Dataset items
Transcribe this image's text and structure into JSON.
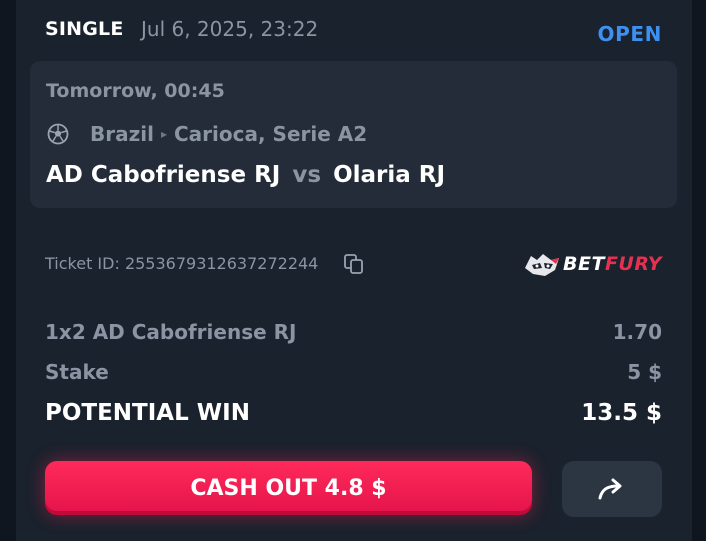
{
  "header": {
    "bet_type": "SINGLE",
    "date": "Jul 6, 2025, 23:22",
    "status": "OPEN"
  },
  "event": {
    "time": "Tomorrow, 00:45",
    "sport_icon": "soccer-ball-icon",
    "country": "Brazil",
    "league": "Carioca, Serie A2",
    "home_team": "AD Cabofriense RJ",
    "vs": "vs",
    "away_team": "Olaria RJ"
  },
  "ticket": {
    "label": "Ticket ID: 2553679312637272244",
    "copy_icon": "copy-icon",
    "brand_bet": "BET",
    "brand_fury": "FURY"
  },
  "lines": {
    "selection_label": "1x2 AD Cabofriense RJ",
    "selection_odds": "1.70",
    "stake_label": "Stake",
    "stake_value": "5 $",
    "win_label": "POTENTIAL WIN",
    "win_value": "13.5 $"
  },
  "actions": {
    "cashout_label": "CASH OUT 4.8 $",
    "share_icon": "share-arrow-icon"
  },
  "colors": {
    "background": "#0f1620",
    "card": "#1a222d",
    "event_card": "#232c38",
    "accent_open": "#3d8ff0",
    "cashout": "#ff2a5a",
    "brand_red": "#e6304f"
  }
}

## The exercise
Except for the pictures, copy every line of the records above exactly.

## Expected output
Transcribe this image's text and structure into JSON.
{
  "header": {
    "bet_type": "SINGLE",
    "date": "Jul 6, 2025, 23:22",
    "status": "OPEN"
  },
  "event": {
    "time": "Tomorrow, 00:45",
    "sport_icon": "soccer-ball-icon",
    "country": "Brazil",
    "league": "Carioca, Serie A2",
    "home_team": "AD Cabofriense RJ",
    "vs": "vs",
    "away_team": "Olaria RJ"
  },
  "ticket": {
    "label": "Ticket ID: 2553679312637272244",
    "copy_icon": "copy-icon",
    "brand_bet": "BET",
    "brand_fury": "FURY"
  },
  "lines": {
    "selection_label": "1x2 AD Cabofriense RJ",
    "selection_odds": "1.70",
    "stake_label": "Stake",
    "stake_value": "5 $",
    "win_label": "POTENTIAL WIN",
    "win_value": "13.5 $"
  },
  "actions": {
    "cashout_label": "CASH OUT 4.8 $",
    "share_icon": "share-arrow-icon"
  },
  "colors": {
    "background": "#0f1620",
    "card": "#1a222d",
    "event_card": "#232c38",
    "accent_open": "#3d8ff0",
    "cashout": "#ff2a5a",
    "brand_red": "#e6304f"
  }
}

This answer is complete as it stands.